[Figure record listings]

** START **

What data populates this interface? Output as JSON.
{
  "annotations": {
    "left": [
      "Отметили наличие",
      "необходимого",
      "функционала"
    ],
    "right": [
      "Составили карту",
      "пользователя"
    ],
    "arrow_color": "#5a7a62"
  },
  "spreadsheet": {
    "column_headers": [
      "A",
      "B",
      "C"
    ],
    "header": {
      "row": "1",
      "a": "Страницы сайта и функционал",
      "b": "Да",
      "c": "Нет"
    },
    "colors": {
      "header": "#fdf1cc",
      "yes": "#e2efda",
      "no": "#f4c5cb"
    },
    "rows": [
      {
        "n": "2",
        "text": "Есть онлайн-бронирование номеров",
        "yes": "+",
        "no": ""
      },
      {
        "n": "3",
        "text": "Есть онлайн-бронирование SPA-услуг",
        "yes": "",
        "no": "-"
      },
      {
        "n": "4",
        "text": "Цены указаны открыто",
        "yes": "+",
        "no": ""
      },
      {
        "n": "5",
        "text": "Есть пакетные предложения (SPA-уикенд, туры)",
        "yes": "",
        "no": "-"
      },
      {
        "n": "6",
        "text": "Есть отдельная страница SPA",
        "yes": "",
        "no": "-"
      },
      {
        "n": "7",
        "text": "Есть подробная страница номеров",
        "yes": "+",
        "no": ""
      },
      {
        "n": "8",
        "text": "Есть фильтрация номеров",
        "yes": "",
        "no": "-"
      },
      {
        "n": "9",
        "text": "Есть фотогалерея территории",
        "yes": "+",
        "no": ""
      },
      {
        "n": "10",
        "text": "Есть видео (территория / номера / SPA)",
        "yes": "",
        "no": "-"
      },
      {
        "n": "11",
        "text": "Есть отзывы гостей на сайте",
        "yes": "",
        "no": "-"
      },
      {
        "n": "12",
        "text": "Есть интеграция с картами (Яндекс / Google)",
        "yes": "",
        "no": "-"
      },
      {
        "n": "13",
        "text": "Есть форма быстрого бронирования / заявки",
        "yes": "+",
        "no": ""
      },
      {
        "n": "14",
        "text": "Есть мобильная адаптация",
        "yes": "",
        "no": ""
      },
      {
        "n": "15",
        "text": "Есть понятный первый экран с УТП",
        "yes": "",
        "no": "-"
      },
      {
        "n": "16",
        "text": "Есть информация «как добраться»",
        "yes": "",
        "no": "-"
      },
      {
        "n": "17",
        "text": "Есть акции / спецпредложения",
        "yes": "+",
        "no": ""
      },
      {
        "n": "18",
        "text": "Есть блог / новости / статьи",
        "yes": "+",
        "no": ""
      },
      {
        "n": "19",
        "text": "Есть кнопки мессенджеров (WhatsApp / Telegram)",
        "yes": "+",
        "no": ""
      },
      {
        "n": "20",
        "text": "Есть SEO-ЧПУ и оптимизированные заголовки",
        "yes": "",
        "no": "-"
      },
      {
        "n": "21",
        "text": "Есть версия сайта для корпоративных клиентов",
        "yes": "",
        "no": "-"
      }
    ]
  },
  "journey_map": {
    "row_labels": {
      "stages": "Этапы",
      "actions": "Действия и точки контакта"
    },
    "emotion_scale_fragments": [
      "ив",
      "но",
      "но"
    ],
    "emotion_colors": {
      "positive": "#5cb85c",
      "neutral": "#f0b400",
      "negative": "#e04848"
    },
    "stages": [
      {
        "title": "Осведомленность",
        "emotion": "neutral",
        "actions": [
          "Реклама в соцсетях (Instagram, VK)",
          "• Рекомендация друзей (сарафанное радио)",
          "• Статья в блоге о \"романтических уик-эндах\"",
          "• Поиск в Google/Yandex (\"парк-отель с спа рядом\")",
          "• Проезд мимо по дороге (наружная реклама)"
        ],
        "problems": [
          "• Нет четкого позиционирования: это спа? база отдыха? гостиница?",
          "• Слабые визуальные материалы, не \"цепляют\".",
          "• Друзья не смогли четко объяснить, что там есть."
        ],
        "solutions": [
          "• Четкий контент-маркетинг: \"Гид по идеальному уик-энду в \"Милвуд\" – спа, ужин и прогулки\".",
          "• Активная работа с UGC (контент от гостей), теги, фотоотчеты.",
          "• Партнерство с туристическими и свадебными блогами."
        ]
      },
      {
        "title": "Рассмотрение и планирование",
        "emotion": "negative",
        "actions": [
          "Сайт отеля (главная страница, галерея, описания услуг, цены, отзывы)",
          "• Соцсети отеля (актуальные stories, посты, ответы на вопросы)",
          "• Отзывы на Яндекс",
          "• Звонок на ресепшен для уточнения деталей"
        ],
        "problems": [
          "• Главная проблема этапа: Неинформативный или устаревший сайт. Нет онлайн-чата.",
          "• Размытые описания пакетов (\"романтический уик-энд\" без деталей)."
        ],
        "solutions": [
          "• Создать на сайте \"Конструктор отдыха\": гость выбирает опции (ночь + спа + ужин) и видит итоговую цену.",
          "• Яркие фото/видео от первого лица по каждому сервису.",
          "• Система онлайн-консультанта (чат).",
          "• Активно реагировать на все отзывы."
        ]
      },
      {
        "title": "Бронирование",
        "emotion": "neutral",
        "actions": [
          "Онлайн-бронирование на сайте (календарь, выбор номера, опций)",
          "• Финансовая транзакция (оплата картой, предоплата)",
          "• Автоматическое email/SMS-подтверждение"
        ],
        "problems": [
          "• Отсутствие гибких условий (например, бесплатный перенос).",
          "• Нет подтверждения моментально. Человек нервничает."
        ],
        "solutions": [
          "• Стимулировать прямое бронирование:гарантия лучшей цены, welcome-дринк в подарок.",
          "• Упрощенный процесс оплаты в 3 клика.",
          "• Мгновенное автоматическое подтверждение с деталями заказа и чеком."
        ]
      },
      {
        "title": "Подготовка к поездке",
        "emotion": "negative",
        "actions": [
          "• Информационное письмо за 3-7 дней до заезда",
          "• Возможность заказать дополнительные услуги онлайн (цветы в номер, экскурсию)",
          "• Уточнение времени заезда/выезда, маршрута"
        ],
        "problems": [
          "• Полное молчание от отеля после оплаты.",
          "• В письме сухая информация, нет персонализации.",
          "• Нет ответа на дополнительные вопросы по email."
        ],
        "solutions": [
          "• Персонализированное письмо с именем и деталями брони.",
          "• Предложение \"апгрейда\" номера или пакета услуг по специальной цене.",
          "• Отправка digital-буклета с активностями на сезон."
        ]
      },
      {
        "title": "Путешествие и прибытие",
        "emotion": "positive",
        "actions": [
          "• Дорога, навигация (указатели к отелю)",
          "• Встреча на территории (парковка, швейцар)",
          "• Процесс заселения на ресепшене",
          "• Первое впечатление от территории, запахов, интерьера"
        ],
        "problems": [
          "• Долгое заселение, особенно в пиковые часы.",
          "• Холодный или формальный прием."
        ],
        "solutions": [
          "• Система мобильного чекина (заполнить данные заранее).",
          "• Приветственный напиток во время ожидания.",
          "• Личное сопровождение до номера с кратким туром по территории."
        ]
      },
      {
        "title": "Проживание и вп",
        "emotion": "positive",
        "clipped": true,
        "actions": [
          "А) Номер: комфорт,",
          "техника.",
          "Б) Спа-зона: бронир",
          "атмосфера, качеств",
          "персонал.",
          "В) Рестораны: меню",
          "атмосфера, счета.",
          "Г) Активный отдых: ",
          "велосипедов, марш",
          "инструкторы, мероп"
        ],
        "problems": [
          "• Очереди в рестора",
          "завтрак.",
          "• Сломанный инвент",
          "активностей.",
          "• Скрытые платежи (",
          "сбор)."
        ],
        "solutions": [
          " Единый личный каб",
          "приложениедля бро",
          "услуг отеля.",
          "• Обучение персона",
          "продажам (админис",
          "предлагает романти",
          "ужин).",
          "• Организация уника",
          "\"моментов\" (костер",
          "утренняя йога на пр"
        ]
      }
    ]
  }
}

** END **

TASK TO CARRY OUT: Where does the word "гостей" appear? Return each line that holds it.

CORRECT ANSWER:
        "text": "Есть отзывы гостей на сайте",
          "• Активная работа с UGC (контент от гостей), теги, фотоотчеты.",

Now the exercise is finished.